● Set task
Read through the records below and copy each line that uses the word "seen".

● Records for this exercise
▼
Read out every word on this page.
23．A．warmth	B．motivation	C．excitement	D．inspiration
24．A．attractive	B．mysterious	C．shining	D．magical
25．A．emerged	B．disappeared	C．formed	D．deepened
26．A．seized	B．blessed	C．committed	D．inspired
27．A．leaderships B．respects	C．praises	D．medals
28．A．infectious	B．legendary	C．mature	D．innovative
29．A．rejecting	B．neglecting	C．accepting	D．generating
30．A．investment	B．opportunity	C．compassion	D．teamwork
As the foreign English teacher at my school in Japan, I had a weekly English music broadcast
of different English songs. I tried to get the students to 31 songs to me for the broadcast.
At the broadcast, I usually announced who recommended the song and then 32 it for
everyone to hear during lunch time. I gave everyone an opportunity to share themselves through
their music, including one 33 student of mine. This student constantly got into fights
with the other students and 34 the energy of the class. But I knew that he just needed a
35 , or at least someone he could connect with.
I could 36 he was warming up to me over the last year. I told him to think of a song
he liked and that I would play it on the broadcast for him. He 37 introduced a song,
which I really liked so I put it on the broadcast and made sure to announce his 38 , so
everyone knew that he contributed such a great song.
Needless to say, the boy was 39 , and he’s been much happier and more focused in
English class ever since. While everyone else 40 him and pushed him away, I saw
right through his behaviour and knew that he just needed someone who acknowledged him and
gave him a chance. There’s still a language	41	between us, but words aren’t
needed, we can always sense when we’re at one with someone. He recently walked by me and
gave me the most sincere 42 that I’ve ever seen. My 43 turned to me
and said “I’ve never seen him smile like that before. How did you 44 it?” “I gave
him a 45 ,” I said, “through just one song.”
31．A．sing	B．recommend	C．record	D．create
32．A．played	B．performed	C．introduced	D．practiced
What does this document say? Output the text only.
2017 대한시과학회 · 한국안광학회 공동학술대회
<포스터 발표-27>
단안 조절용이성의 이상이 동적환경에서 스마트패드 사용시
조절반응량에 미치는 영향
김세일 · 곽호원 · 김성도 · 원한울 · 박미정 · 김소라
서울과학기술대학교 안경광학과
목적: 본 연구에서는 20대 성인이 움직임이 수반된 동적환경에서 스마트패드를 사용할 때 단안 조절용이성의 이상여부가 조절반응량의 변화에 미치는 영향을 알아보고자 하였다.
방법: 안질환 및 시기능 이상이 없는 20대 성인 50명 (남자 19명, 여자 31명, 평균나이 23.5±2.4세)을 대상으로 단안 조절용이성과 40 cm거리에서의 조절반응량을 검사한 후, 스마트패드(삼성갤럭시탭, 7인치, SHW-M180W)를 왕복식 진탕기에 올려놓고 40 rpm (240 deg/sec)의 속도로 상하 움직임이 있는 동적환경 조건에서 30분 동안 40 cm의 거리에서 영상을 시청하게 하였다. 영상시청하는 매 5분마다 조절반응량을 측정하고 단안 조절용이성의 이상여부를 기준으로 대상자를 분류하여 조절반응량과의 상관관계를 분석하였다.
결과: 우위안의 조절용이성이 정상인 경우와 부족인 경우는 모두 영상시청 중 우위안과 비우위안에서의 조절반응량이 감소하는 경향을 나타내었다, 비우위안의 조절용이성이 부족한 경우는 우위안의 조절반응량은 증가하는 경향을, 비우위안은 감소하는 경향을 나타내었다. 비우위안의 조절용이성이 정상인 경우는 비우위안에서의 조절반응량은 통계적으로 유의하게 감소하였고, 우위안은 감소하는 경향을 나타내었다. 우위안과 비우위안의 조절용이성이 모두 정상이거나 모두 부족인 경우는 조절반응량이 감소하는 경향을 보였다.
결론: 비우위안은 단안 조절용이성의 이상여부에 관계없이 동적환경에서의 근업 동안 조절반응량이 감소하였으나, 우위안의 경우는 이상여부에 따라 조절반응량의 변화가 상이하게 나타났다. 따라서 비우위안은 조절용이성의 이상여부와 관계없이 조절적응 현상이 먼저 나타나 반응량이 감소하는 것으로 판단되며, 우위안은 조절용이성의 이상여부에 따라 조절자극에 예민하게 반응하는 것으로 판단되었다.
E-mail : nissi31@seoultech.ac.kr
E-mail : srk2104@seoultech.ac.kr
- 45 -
▲
● Full output
gave me the most sincere 42 that I’ve ever seen. My 43 turned to me
and said “I’ve never seen him smile like that before. How did you 44 it?” “I gave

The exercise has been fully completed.